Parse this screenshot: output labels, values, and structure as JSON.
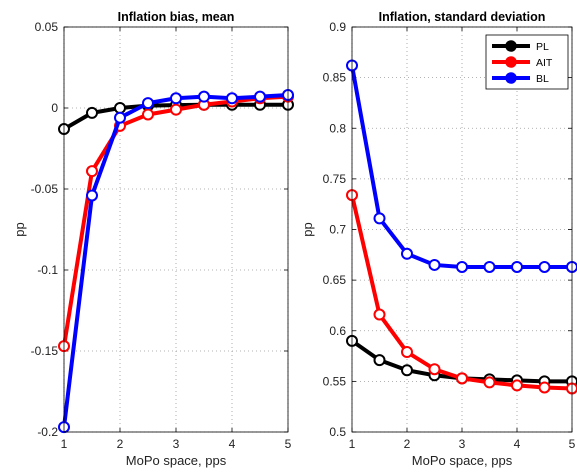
{
  "chart_data": [
    {
      "type": "line",
      "title": "Inflation bias, mean",
      "xlabel": "MoPo space, pps",
      "ylabel": "pp",
      "xlim": [
        1,
        5
      ],
      "ylim": [
        -0.2,
        0.05
      ],
      "x_ticks": [
        "1",
        "2",
        "3",
        "4",
        "5"
      ],
      "y_ticks": [
        "0.05",
        "0",
        "-0.05",
        "-0.1",
        "-0.15",
        "-0.2"
      ],
      "grid": "dotted",
      "x": [
        1,
        1.5,
        2,
        2.5,
        3,
        3.5,
        4,
        4.5,
        5
      ],
      "series": [
        {
          "name": "PL",
          "color": "#000000",
          "values": [
            -0.013,
            -0.003,
            0.0,
            0.0015,
            0.0018,
            0.002,
            0.002,
            0.002,
            0.002
          ]
        },
        {
          "name": "AIT",
          "color": "#ff0000",
          "values": [
            -0.147,
            -0.039,
            -0.011,
            -0.004,
            -0.001,
            0.002,
            0.004,
            0.006,
            0.007
          ]
        },
        {
          "name": "BL",
          "color": "#0000ff",
          "values": [
            -0.197,
            -0.054,
            -0.006,
            0.003,
            0.006,
            0.007,
            0.006,
            0.007,
            0.008
          ]
        }
      ]
    },
    {
      "type": "line",
      "title": "Inflation, standard deviation",
      "xlabel": "MoPo space, pps",
      "ylabel": "pp",
      "xlim": [
        1,
        5
      ],
      "ylim": [
        0.5,
        0.9
      ],
      "x_ticks": [
        "1",
        "2",
        "3",
        "4",
        "5"
      ],
      "y_ticks": [
        "0.9",
        "0.85",
        "0.8",
        "0.75",
        "0.7",
        "0.65",
        "0.6",
        "0.55",
        "0.5"
      ],
      "grid": "dotted",
      "legend": "top-right",
      "x": [
        1,
        1.5,
        2,
        2.5,
        3,
        3.5,
        4,
        4.5,
        5
      ],
      "series": [
        {
          "name": "PL",
          "color": "#000000",
          "values": [
            0.59,
            0.571,
            0.561,
            0.556,
            0.553,
            0.552,
            0.551,
            0.55,
            0.55
          ]
        },
        {
          "name": "AIT",
          "color": "#ff0000",
          "values": [
            0.734,
            0.616,
            0.579,
            0.562,
            0.553,
            0.549,
            0.546,
            0.544,
            0.543
          ]
        },
        {
          "name": "BL",
          "color": "#0000ff",
          "values": [
            0.862,
            0.711,
            0.676,
            0.665,
            0.663,
            0.663,
            0.663,
            0.663,
            0.663
          ]
        }
      ]
    }
  ]
}
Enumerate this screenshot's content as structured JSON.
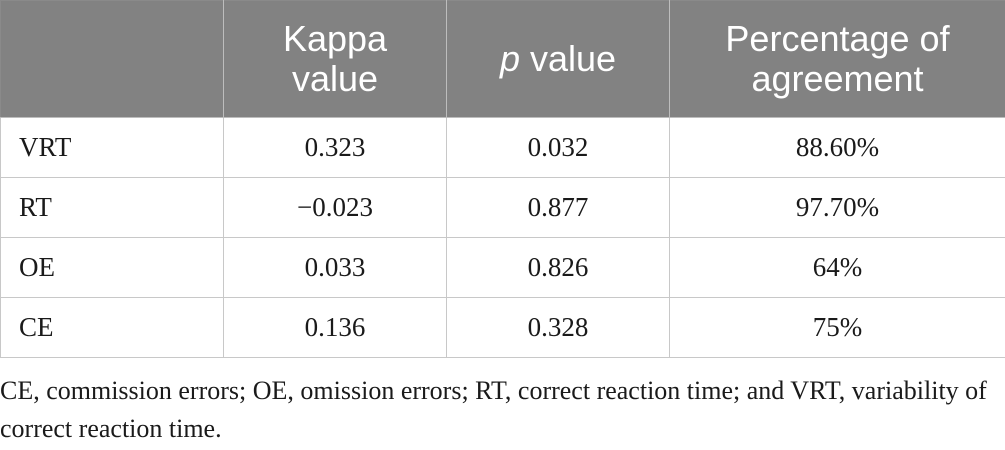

--------------------------------

» **AIM**
Omit pictures; set down the rest of the material word for word.

» **OUTPUT OF THE TASK**
Parse this screenshot: output labels, values, and structure as JSON.
{
  "chart_data": [
    {
      "type": "line",
      "title": "Inflation bias, mean",
      "xlabel": "MoPo space, pps",
      "ylabel": "pp",
      "xlim": [
        1,
        5
      ],
      "ylim": [
        -0.2,
        0.05
      ],
      "x_ticks": [
        "1",
        "2",
        "3",
        "4",
        "5"
      ],
      "y_ticks": [
        "0.05",
        "0",
        "-0.05",
        "-0.1",
        "-0.15",
        "-0.2"
      ],
      "grid": "dotted",
      "x": [
        1,
        1.5,
        2,
        2.5,
        3,
        3.5,
        4,
        4.5,
        5
      ],
      "series": [
        {
          "name": "PL",
          "color": "#000000",
          "values": [
            -0.013,
            -0.003,
            0.0,
            0.0015,
            0.0018,
            0.002,
            0.002,
            0.002,
            0.002
          ]
        },
        {
          "name": "AIT",
          "color": "#ff0000",
          "values": [
            -0.147,
            -0.039,
            -0.011,
            -0.004,
            -0.001,
            0.002,
            0.004,
            0.006,
            0.007
          ]
        },
        {
          "name": "BL",
          "color": "#0000ff",
          "values": [
            -0.197,
            -0.054,
            -0.006,
            0.003,
            0.006,
            0.007,
            0.006,
            0.007,
            0.008
          ]
        }
      ]
    },
    {
      "type": "line",
      "title": "Inflation, standard deviation",
      "xlabel": "MoPo space, pps",
      "ylabel": "pp",
      "xlim": [
        1,
        5
      ],
      "ylim": [
        0.5,
        0.9
      ],
      "x_ticks": [
        "1",
        "2",
        "3",
        "4",
        "5"
      ],
      "y_ticks": [
        "0.9",
        "0.85",
        "0.8",
        "0.75",
        "0.7",
        "0.65",
        "0.6",
        "0.55",
        "0.5"
      ],
      "grid": "dotted",
      "legend": "top-right",
      "x": [
        1,
        1.5,
        2,
        2.5,
        3,
        3.5,
        4,
        4.5,
        5
      ],
      "series": [
        {
          "name": "PL",
          "color": "#000000",
          "values": [
            0.59,
            0.571,
            0.561,
            0.556,
            0.553,
            0.552,
            0.551,
            0.55,
            0.55
          ]
        },
        {
          "name": "AIT",
          "color": "#ff0000",
          "values": [
            0.734,
            0.616,
            0.579,
            0.562,
            0.553,
            0.549,
            0.546,
            0.544,
            0.543
          ]
        },
        {
          "name": "BL",
          "color": "#0000ff",
          "values": [
            0.862,
            0.711,
            0.676,
            0.665,
            0.663,
            0.663,
            0.663,
            0.663,
            0.663
          ]
        }
      ]
    }
  ]
}
Enumerate this screenshot's content as structured JSON.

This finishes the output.